*Given exercise*. Transcribe every entry below word for word, but skip the pictures.

# Start of Material supplied

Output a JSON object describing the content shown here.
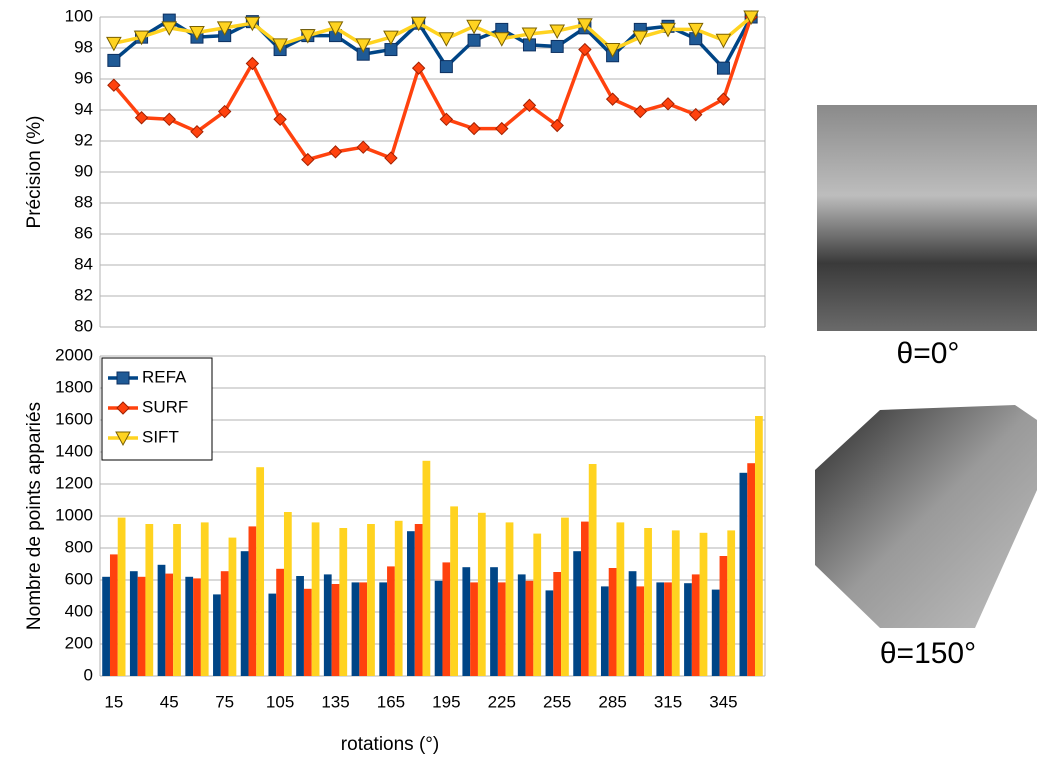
{
  "chart_data": [
    {
      "type": "line",
      "ylabel": "Précision (%)",
      "ylim": [
        80,
        100
      ],
      "yticks": [
        80,
        82,
        84,
        86,
        88,
        90,
        92,
        94,
        96,
        98,
        100
      ],
      "grid": true,
      "series": [
        {
          "color": "#004586",
          "marker": "square",
          "marker_color": "#1f5a96",
          "values": [
            97.2,
            98.7,
            99.8,
            98.7,
            98.8,
            99.7,
            97.9,
            98.8,
            98.8,
            97.6,
            97.9,
            99.6,
            96.8,
            98.5,
            99.2,
            98.2,
            98.1,
            99.3,
            97.5,
            99.2,
            99.4,
            98.6,
            96.7,
            100
          ]
        },
        {
          "color": "#ff420e",
          "marker": "diamond",
          "marker_color": "#ff420e",
          "values": [
            95.6,
            93.5,
            93.4,
            92.6,
            93.9,
            97.0,
            93.4,
            90.8,
            91.3,
            91.6,
            90.9,
            96.7,
            93.4,
            92.8,
            92.8,
            94.3,
            93.0,
            97.9,
            94.7,
            93.9,
            94.4,
            93.7,
            94.7,
            100
          ]
        },
        {
          "color": "#ffd320",
          "marker": "triangle-down",
          "marker_color": "#ffd320",
          "values": [
            98.3,
            98.7,
            99.3,
            99.0,
            99.3,
            99.6,
            98.2,
            98.8,
            99.3,
            98.2,
            98.7,
            99.6,
            98.6,
            99.4,
            98.6,
            98.9,
            99.1,
            99.5,
            97.9,
            98.7,
            99.2,
            99.2,
            98.5,
            100
          ]
        }
      ]
    },
    {
      "type": "bar",
      "ylabel": "Nombre de points appariés",
      "xlabel": "rotations (°)",
      "categories": [
        "15",
        null,
        "45",
        null,
        "75",
        null,
        "105",
        null,
        "135",
        null,
        "165",
        null,
        "195",
        null,
        "225",
        null,
        "255",
        null,
        "285",
        null,
        "315",
        null,
        "345",
        null
      ],
      "ylim": [
        0,
        2000
      ],
      "yticks": [
        0,
        200,
        400,
        600,
        800,
        1000,
        1200,
        1400,
        1600,
        1800,
        2000
      ],
      "grid": true,
      "legend": "top-left",
      "series": [
        {
          "name": "REFA",
          "color": "#004586",
          "values": [
            620,
            655,
            695,
            620,
            510,
            780,
            515,
            625,
            635,
            585,
            585,
            905,
            595,
            680,
            680,
            635,
            535,
            780,
            560,
            655,
            585,
            580,
            540,
            1270
          ]
        },
        {
          "name": "SURF",
          "color": "#ff420e",
          "values": [
            760,
            620,
            640,
            610,
            655,
            935,
            670,
            545,
            575,
            585,
            685,
            950,
            710,
            585,
            585,
            595,
            650,
            965,
            675,
            560,
            585,
            635,
            750,
            1330
          ]
        },
        {
          "name": "SIFT",
          "color": "#ffd320",
          "values": [
            990,
            950,
            950,
            960,
            865,
            1305,
            1025,
            960,
            925,
            950,
            970,
            1345,
            1060,
            1020,
            960,
            890,
            990,
            1325,
            960,
            925,
            910,
            895,
            910,
            1625
          ]
        }
      ]
    }
  ],
  "images": [
    {
      "caption": "θ=0°"
    },
    {
      "caption": "θ=150°"
    }
  ]
}
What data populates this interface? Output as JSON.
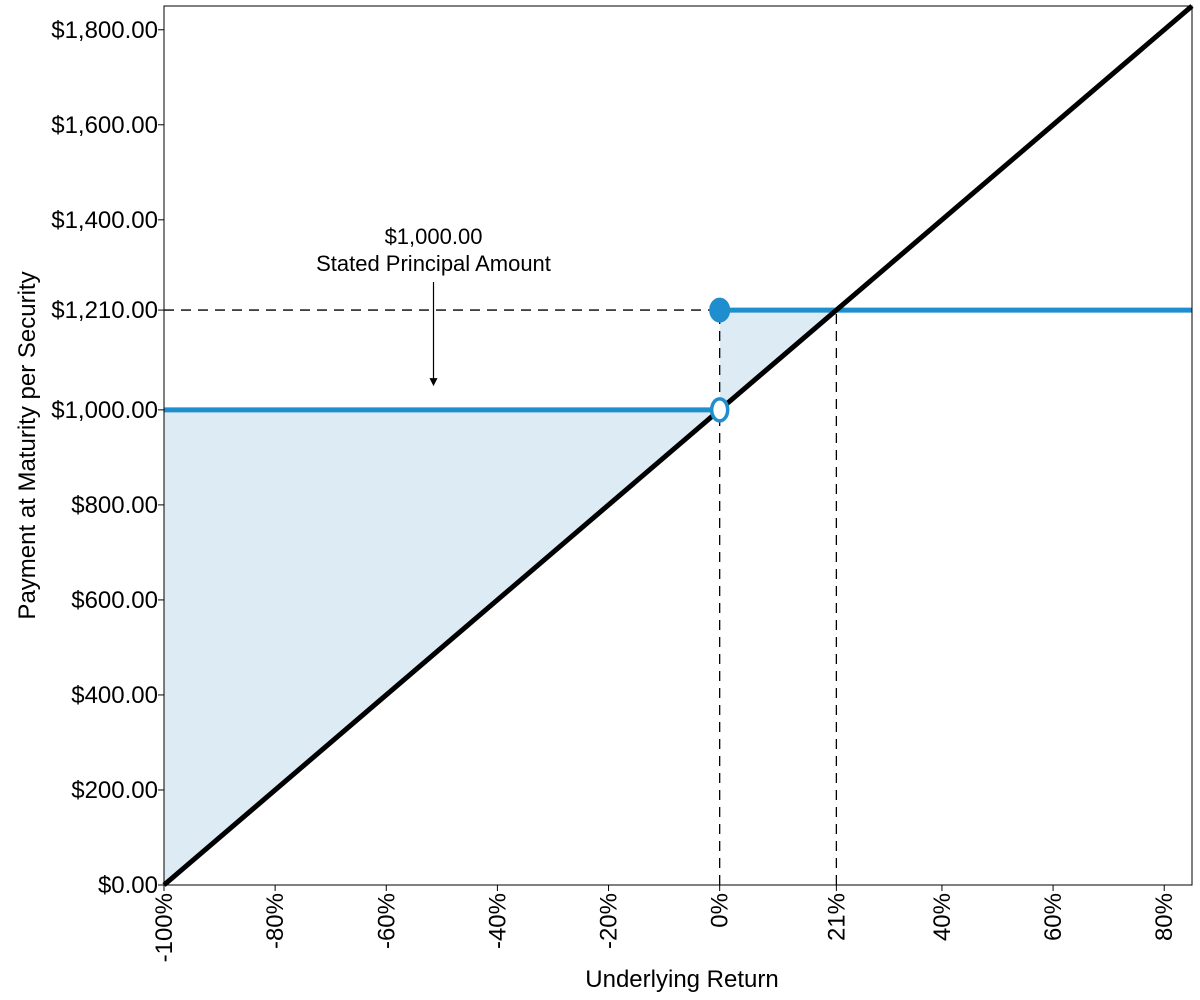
{
  "chart_data": {
    "type": "line",
    "title": "",
    "xlabel": "Underlying Return",
    "ylabel": "Payment at Maturity per Security",
    "xlim": [
      -100,
      85
    ],
    "ylim": [
      0,
      1850
    ],
    "grid": false,
    "x_ticks": [
      {
        "value": -100,
        "label": "-100%"
      },
      {
        "value": -80,
        "label": "-80%"
      },
      {
        "value": -60,
        "label": "-60%"
      },
      {
        "value": -40,
        "label": "-40%"
      },
      {
        "value": -20,
        "label": "-20%"
      },
      {
        "value": 0,
        "label": "0%"
      },
      {
        "value": 21,
        "label": "21%"
      },
      {
        "value": 40,
        "label": "40%"
      },
      {
        "value": 60,
        "label": "60%"
      },
      {
        "value": 80,
        "label": "80%"
      }
    ],
    "y_ticks": [
      {
        "value": 0,
        "label": "$0.00"
      },
      {
        "value": 200,
        "label": "$200.00"
      },
      {
        "value": 400,
        "label": "$400.00"
      },
      {
        "value": 600,
        "label": "$600.00"
      },
      {
        "value": 800,
        "label": "$800.00"
      },
      {
        "value": 1000,
        "label": "$1,000.00"
      },
      {
        "value": 1210,
        "label": "$1,210.00"
      },
      {
        "value": 1400,
        "label": "$1,400.00"
      },
      {
        "value": 1600,
        "label": "$1,600.00"
      },
      {
        "value": 1800,
        "label": "$1,800.00"
      }
    ],
    "series": [
      {
        "role": "underlying",
        "color": "#000000",
        "x": [
          -100,
          85
        ],
        "y": [
          0,
          1850
        ]
      },
      {
        "role": "security-payoff",
        "color": "#1f8ece",
        "segments": [
          {
            "x": [
              -100,
              0
            ],
            "y": [
              1000,
              1000
            ]
          },
          {
            "x": [
              0,
              85
            ],
            "y": [
              1210,
              1210
            ]
          }
        ],
        "markers": [
          {
            "x": 0,
            "y": 1210,
            "style": "filled"
          },
          {
            "x": 0,
            "y": 1000,
            "style": "open"
          }
        ]
      }
    ],
    "shaded_region": {
      "color": "#ddebf5",
      "between": [
        "security-payoff",
        "underlying"
      ],
      "x_range": [
        -100,
        21
      ]
    },
    "reference_lines": [
      {
        "orientation": "horizontal",
        "y": 1210,
        "x_range": [
          -100,
          0
        ],
        "style": "dashed"
      },
      {
        "orientation": "vertical",
        "x": 0,
        "y_range": [
          0,
          1210
        ],
        "style": "dashed"
      },
      {
        "orientation": "vertical",
        "x": 21,
        "y_range": [
          0,
          1210
        ],
        "style": "dashed"
      }
    ],
    "annotation": {
      "lines": [
        "$1,000.00",
        "Stated Principal Amount"
      ],
      "arrow_target": {
        "x": -51.5,
        "y": 1050
      }
    }
  }
}
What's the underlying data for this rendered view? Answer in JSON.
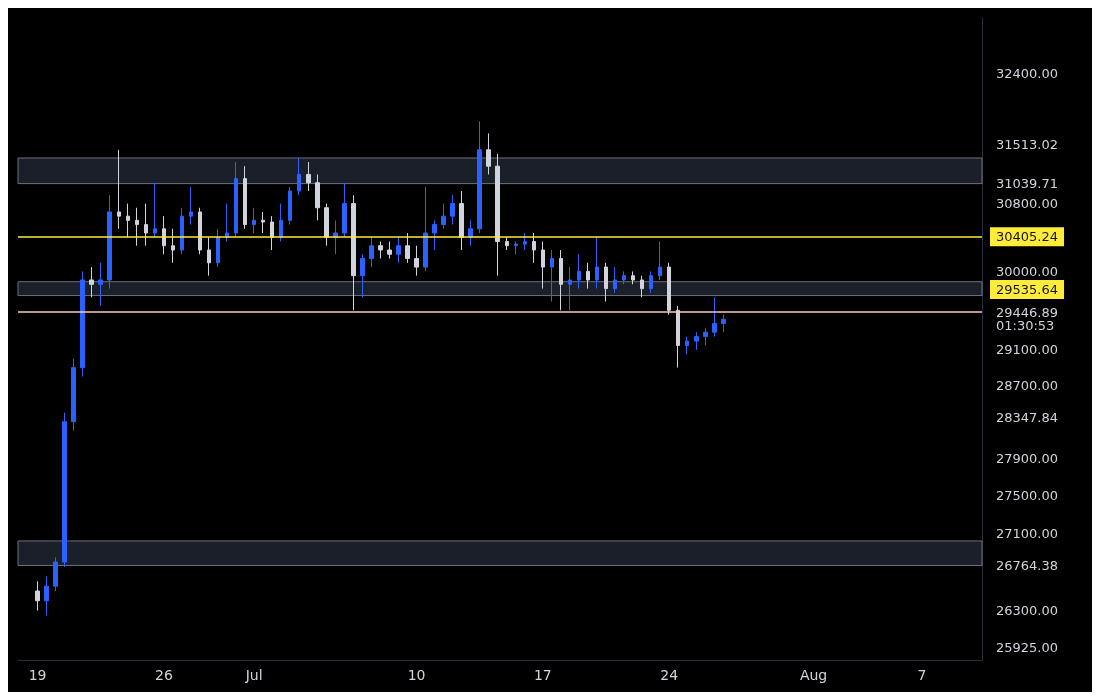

# End of Material supplied

*Written solution*.
Output a JSON object describing the content shown here.
{
  "chart_data": [
    {
      "type": "line",
      "ylabel": "Précision (%)",
      "ylim": [
        80,
        100
      ],
      "yticks": [
        80,
        82,
        84,
        86,
        88,
        90,
        92,
        94,
        96,
        98,
        100
      ],
      "grid": true,
      "series": [
        {
          "color": "#004586",
          "marker": "square",
          "marker_color": "#1f5a96",
          "values": [
            97.2,
            98.7,
            99.8,
            98.7,
            98.8,
            99.7,
            97.9,
            98.8,
            98.8,
            97.6,
            97.9,
            99.6,
            96.8,
            98.5,
            99.2,
            98.2,
            98.1,
            99.3,
            97.5,
            99.2,
            99.4,
            98.6,
            96.7,
            100
          ]
        },
        {
          "color": "#ff420e",
          "marker": "diamond",
          "marker_color": "#ff420e",
          "values": [
            95.6,
            93.5,
            93.4,
            92.6,
            93.9,
            97.0,
            93.4,
            90.8,
            91.3,
            91.6,
            90.9,
            96.7,
            93.4,
            92.8,
            92.8,
            94.3,
            93.0,
            97.9,
            94.7,
            93.9,
            94.4,
            93.7,
            94.7,
            100
          ]
        },
        {
          "color": "#ffd320",
          "marker": "triangle-down",
          "marker_color": "#ffd320",
          "values": [
            98.3,
            98.7,
            99.3,
            99.0,
            99.3,
            99.6,
            98.2,
            98.8,
            99.3,
            98.2,
            98.7,
            99.6,
            98.6,
            99.4,
            98.6,
            98.9,
            99.1,
            99.5,
            97.9,
            98.7,
            99.2,
            99.2,
            98.5,
            100
          ]
        }
      ]
    },
    {
      "type": "bar",
      "ylabel": "Nombre de points appariés",
      "xlabel": "rotations (°)",
      "categories": [
        "15",
        null,
        "45",
        null,
        "75",
        null,
        "105",
        null,
        "135",
        null,
        "165",
        null,
        "195",
        null,
        "225",
        null,
        "255",
        null,
        "285",
        null,
        "315",
        null,
        "345",
        null
      ],
      "ylim": [
        0,
        2000
      ],
      "yticks": [
        0,
        200,
        400,
        600,
        800,
        1000,
        1200,
        1400,
        1600,
        1800,
        2000
      ],
      "grid": true,
      "legend": "top-left",
      "series": [
        {
          "name": "REFA",
          "color": "#004586",
          "values": [
            620,
            655,
            695,
            620,
            510,
            780,
            515,
            625,
            635,
            585,
            585,
            905,
            595,
            680,
            680,
            635,
            535,
            780,
            560,
            655,
            585,
            580,
            540,
            1270
          ]
        },
        {
          "name": "SURF",
          "color": "#ff420e",
          "values": [
            760,
            620,
            640,
            610,
            655,
            935,
            670,
            545,
            575,
            585,
            685,
            950,
            710,
            585,
            585,
            595,
            650,
            965,
            675,
            560,
            585,
            635,
            750,
            1330
          ]
        },
        {
          "name": "SIFT",
          "color": "#ffd320",
          "values": [
            990,
            950,
            950,
            960,
            865,
            1305,
            1025,
            960,
            925,
            950,
            970,
            1345,
            1060,
            1020,
            960,
            890,
            990,
            1325,
            960,
            925,
            910,
            895,
            910,
            1625
          ]
        }
      ]
    }
  ],
  "images": [
    {
      "caption": "θ=0°"
    },
    {
      "caption": "θ=150°"
    }
  ]
}
What data populates this interface? Output as JSON.
{
  "chart_data": {
    "type": "line",
    "title": "",
    "xlabel": "Underlying Return",
    "ylabel": "Payment at Maturity per Security",
    "xlim": [
      -100,
      85
    ],
    "ylim": [
      0,
      1850
    ],
    "grid": false,
    "x_ticks": [
      {
        "value": -100,
        "label": "-100%"
      },
      {
        "value": -80,
        "label": "-80%"
      },
      {
        "value": -60,
        "label": "-60%"
      },
      {
        "value": -40,
        "label": "-40%"
      },
      {
        "value": -20,
        "label": "-20%"
      },
      {
        "value": 0,
        "label": "0%"
      },
      {
        "value": 21,
        "label": "21%"
      },
      {
        "value": 40,
        "label": "40%"
      },
      {
        "value": 60,
        "label": "60%"
      },
      {
        "value": 80,
        "label": "80%"
      }
    ],
    "y_ticks": [
      {
        "value": 0,
        "label": "$0.00"
      },
      {
        "value": 200,
        "label": "$200.00"
      },
      {
        "value": 400,
        "label": "$400.00"
      },
      {
        "value": 600,
        "label": "$600.00"
      },
      {
        "value": 800,
        "label": "$800.00"
      },
      {
        "value": 1000,
        "label": "$1,000.00"
      },
      {
        "value": 1210,
        "label": "$1,210.00"
      },
      {
        "value": 1400,
        "label": "$1,400.00"
      },
      {
        "value": 1600,
        "label": "$1,600.00"
      },
      {
        "value": 1800,
        "label": "$1,800.00"
      }
    ],
    "series": [
      {
        "role": "underlying",
        "color": "#000000",
        "x": [
          -100,
          85
        ],
        "y": [
          0,
          1850
        ]
      },
      {
        "role": "security-payoff",
        "color": "#1f8ece",
        "segments": [
          {
            "x": [
              -100,
              0
            ],
            "y": [
              1000,
              1000
            ]
          },
          {
            "x": [
              0,
              85
            ],
            "y": [
              1210,
              1210
            ]
          }
        ],
        "markers": [
          {
            "x": 0,
            "y": 1210,
            "style": "filled"
          },
          {
            "x": 0,
            "y": 1000,
            "style": "open"
          }
        ]
      }
    ],
    "shaded_region": {
      "color": "#ddebf5",
      "between": [
        "security-payoff",
        "underlying"
      ],
      "x_range": [
        -100,
        21
      ]
    },
    "reference_lines": [
      {
        "orientation": "horizontal",
        "y": 1210,
        "x_range": [
          -100,
          0
        ],
        "style": "dashed"
      },
      {
        "orientation": "vertical",
        "x": 0,
        "y_range": [
          0,
          1210
        ],
        "style": "dashed"
      },
      {
        "orientation": "vertical",
        "x": 21,
        "y_range": [
          0,
          1210
        ],
        "style": "dashed"
      }
    ],
    "annotation": {
      "lines": [
        "$1,000.00",
        "Stated Principal Amount"
      ],
      "arrow_target": {
        "x": -51.5,
        "y": 1050
      }
    }
  }
}
What's the underlying data for this rendered view? Answer in JSON.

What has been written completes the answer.